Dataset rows
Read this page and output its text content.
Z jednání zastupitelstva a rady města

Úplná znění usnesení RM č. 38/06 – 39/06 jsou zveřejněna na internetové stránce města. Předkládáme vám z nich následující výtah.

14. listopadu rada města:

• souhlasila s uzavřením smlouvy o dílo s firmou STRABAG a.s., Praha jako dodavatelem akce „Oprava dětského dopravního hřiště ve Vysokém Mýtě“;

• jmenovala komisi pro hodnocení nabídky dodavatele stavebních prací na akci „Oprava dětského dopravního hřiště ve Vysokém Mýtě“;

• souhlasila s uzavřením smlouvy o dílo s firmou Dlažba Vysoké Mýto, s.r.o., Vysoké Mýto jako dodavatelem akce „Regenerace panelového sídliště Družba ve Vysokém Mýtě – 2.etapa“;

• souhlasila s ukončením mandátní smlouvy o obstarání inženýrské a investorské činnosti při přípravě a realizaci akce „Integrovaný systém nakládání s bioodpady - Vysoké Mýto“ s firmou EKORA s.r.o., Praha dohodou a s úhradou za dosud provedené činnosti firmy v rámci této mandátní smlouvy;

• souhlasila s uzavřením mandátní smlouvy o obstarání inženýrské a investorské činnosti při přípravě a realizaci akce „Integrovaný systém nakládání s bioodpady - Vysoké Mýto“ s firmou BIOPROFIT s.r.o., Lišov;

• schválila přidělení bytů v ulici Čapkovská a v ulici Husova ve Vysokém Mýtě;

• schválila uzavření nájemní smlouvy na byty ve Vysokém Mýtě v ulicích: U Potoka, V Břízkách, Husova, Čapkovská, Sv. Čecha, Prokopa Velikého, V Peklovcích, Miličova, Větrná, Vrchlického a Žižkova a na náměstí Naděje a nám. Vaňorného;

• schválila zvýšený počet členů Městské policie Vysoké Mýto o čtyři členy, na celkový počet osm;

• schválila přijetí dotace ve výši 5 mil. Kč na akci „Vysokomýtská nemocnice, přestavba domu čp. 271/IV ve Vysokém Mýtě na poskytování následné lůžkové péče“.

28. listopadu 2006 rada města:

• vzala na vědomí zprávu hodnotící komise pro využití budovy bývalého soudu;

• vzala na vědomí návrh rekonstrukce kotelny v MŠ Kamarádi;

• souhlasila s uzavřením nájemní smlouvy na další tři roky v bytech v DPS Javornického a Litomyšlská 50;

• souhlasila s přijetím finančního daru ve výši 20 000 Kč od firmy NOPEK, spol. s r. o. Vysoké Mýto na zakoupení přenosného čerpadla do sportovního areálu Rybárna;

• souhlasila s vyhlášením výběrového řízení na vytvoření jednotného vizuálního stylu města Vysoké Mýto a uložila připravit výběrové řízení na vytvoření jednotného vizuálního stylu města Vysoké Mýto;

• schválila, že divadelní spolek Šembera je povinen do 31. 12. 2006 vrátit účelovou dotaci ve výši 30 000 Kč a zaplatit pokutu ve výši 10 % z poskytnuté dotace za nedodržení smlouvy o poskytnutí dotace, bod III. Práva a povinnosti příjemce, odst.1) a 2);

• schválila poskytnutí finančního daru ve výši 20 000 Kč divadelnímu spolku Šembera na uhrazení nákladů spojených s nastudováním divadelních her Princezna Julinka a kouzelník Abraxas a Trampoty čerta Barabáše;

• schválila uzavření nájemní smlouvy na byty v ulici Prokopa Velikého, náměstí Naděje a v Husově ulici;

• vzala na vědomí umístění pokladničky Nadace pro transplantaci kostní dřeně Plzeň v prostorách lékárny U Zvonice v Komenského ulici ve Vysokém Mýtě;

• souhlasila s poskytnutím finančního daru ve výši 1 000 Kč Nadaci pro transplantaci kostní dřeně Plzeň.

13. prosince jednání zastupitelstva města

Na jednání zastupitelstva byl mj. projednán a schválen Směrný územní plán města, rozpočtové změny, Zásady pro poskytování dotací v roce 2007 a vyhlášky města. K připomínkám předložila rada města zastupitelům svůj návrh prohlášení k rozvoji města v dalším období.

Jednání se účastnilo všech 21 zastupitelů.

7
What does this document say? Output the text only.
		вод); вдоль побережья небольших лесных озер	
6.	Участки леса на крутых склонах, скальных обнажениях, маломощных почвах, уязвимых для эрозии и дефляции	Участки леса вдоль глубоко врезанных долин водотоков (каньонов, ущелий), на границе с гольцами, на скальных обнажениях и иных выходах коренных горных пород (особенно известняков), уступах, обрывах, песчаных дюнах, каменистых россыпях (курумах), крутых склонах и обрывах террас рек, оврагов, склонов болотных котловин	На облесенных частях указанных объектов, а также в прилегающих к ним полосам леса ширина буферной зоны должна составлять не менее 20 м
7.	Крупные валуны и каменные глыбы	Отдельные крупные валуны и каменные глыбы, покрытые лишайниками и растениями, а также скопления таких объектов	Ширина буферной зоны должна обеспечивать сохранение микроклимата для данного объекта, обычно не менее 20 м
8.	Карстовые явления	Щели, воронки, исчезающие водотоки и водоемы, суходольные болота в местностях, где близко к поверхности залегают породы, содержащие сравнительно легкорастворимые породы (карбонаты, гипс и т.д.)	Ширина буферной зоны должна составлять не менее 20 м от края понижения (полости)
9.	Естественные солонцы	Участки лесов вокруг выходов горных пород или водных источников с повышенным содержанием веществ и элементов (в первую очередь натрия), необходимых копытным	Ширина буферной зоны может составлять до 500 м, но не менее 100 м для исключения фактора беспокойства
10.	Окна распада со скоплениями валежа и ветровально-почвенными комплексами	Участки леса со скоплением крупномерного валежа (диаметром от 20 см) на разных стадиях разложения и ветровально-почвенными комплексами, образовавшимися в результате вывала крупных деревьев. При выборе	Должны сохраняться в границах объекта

■ **Task requirements**
Pick out the lines that contain "Velikého" and copy them.

■ **Final result**
• schválila uzavření nájemní smlouvy na byty ve Vysokém Mýtě v ulicích: U Potoka, V Břízkách, Husova, Čapkovská, Sv. Čecha, Prokopa Velikého, V Peklovcích, Miličova, Větrná, Vrchlického a Žižkova a na náměstí Naděje a nám. Vaňorného;
• schválila uzavření nájemní smlouvy na byty v ulici Prokopa Velikého, náměstí Naděje a v Husově ulici;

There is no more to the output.